◆ WHAT TO WORK ON ◆
Set down the material once more, exactly as it appears.

◆ DATA FOR PROCESSING ◆
:::
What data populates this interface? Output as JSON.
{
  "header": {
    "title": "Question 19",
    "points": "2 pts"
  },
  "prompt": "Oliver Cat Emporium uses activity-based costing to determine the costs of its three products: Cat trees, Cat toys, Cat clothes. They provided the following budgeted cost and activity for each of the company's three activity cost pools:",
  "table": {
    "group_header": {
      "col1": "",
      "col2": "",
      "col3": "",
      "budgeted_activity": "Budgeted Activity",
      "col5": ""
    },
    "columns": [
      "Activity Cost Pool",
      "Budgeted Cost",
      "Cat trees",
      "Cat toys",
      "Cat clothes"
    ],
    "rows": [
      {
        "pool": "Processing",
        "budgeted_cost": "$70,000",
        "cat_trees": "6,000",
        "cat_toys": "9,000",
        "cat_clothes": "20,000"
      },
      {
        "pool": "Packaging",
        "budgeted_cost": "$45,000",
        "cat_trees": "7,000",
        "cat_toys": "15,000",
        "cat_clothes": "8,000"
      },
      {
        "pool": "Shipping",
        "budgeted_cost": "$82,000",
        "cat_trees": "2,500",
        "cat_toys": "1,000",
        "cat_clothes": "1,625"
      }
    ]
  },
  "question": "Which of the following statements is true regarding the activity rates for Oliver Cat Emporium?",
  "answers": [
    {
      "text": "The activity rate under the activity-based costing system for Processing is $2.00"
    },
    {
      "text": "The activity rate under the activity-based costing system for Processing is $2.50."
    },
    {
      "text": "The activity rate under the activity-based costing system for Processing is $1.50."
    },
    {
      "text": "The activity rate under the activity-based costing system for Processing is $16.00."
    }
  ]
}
:::
◆ FINISHED EXERCISE ◆
What data populates this interface? Output as JSON.
{
  "header": {
    "title": "Question 19",
    "points": "2 pts"
  },
  "prompt": "Oliver Cat Emporium uses activity-based costing to determine the costs of its three products: Cat trees, Cat toys, Cat clothes. They provided the following budgeted cost and activity for each of the company's three activity cost pools:",
  "table": {
    "group_header": {
      "col1": "",
      "col2": "",
      "col3": "",
      "budgeted_activity": "Budgeted Activity",
      "col5": ""
    },
    "columns": [
      "Activity Cost Pool",
      "Budgeted Cost",
      "Cat trees",
      "Cat toys",
      "Cat clothes"
    ],
    "rows": [
      {
        "pool": "Processing",
        "budgeted_cost": "$70,000",
        "cat_trees": "6,000",
        "cat_toys": "9,000",
        "cat_clothes": "20,000"
      },
      {
        "pool": "Packaging",
        "budgeted_cost": "$45,000",
        "cat_trees": "7,000",
        "cat_toys": "15,000",
        "cat_clothes": "8,000"
      },
      {
        "pool": "Shipping",
        "budgeted_cost": "$82,000",
        "cat_trees": "2,500",
        "cat_toys": "1,000",
        "cat_clothes": "1,625"
      }
    ]
  },
  "question": "Which of the following statements is true regarding the activity rates for Oliver Cat Emporium?",
  "answers": [
    {
      "text": "The activity rate under the activity-based costing system for Processing is $2.00"
    },
    {
      "text": "The activity rate under the activity-based costing system for Processing is $2.50."
    },
    {
      "text": "The activity rate under the activity-based costing system for Processing is $1.50."
    },
    {
      "text": "The activity rate under the activity-based costing system for Processing is $16.00."
    }
  ]
}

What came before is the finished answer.